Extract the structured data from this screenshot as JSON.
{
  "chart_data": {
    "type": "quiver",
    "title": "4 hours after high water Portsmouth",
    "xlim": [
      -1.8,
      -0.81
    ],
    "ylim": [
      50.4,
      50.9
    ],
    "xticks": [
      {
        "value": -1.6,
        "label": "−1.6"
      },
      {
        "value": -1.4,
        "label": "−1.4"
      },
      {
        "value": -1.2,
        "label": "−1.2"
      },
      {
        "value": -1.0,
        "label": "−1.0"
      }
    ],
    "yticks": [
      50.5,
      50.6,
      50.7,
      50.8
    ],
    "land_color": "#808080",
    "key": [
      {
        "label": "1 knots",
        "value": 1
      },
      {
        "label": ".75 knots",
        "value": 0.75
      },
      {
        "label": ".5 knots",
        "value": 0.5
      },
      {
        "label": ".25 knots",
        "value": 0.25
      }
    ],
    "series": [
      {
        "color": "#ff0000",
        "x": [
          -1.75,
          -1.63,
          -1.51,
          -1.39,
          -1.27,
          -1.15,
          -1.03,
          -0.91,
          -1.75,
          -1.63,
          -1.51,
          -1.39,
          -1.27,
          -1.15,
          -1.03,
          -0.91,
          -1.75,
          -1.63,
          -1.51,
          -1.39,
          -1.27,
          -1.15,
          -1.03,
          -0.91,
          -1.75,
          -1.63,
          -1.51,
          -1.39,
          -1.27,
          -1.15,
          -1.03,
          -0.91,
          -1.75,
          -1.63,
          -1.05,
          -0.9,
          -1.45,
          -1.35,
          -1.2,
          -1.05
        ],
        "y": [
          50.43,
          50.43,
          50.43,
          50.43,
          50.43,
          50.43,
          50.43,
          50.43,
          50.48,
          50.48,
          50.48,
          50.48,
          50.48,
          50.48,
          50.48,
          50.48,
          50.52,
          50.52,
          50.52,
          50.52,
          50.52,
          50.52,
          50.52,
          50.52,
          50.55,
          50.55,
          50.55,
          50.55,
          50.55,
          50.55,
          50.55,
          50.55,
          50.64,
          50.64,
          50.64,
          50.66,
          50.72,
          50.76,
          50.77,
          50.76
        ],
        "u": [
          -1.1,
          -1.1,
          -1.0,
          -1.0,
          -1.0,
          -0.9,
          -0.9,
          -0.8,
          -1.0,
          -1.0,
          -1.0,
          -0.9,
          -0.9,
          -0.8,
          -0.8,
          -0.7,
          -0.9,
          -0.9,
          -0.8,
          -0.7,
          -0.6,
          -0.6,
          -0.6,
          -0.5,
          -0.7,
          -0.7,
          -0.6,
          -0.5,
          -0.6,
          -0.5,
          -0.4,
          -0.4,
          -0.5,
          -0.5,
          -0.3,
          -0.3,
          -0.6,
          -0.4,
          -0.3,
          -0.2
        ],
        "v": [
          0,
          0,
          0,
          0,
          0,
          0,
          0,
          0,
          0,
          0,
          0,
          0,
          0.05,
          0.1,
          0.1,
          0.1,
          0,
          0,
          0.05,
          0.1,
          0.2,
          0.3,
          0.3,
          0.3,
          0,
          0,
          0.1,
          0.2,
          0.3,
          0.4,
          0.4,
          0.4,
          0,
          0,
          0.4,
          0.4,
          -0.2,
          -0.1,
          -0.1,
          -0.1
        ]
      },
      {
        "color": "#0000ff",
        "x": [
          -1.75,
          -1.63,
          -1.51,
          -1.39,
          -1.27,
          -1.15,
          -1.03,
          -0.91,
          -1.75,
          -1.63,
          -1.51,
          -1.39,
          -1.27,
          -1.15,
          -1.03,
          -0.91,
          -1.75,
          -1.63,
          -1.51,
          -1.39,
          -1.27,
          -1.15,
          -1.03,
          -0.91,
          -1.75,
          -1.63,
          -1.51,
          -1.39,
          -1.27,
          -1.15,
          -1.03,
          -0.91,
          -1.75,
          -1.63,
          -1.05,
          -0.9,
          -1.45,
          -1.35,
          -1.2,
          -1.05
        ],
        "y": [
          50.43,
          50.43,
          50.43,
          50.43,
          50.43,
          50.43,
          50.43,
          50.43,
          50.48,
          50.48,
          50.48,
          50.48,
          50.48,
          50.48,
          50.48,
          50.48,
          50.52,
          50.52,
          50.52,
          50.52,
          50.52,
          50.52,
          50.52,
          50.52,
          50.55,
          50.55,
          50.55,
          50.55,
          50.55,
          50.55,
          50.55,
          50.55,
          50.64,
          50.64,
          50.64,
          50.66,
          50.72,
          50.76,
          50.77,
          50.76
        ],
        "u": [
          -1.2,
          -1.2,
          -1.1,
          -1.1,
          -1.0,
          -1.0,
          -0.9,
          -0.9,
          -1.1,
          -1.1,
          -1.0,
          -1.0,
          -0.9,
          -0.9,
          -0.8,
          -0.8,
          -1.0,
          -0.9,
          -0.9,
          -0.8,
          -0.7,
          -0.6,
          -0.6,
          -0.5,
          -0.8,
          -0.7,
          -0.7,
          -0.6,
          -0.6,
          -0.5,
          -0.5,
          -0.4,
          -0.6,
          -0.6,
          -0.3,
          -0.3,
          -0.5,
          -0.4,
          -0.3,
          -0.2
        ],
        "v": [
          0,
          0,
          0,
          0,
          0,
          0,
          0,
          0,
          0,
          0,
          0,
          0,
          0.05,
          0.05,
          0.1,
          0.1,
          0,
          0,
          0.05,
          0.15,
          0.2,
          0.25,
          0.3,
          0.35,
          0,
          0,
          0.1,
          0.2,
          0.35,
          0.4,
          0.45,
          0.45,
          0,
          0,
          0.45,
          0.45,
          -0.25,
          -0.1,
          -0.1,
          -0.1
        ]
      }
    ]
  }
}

========================================================================

* _YOUR GOAL_
Report the number of lines in the listing where the string "label" appears, and nothing besides.

* _RESPONSE TO THIS EXERCISE_
8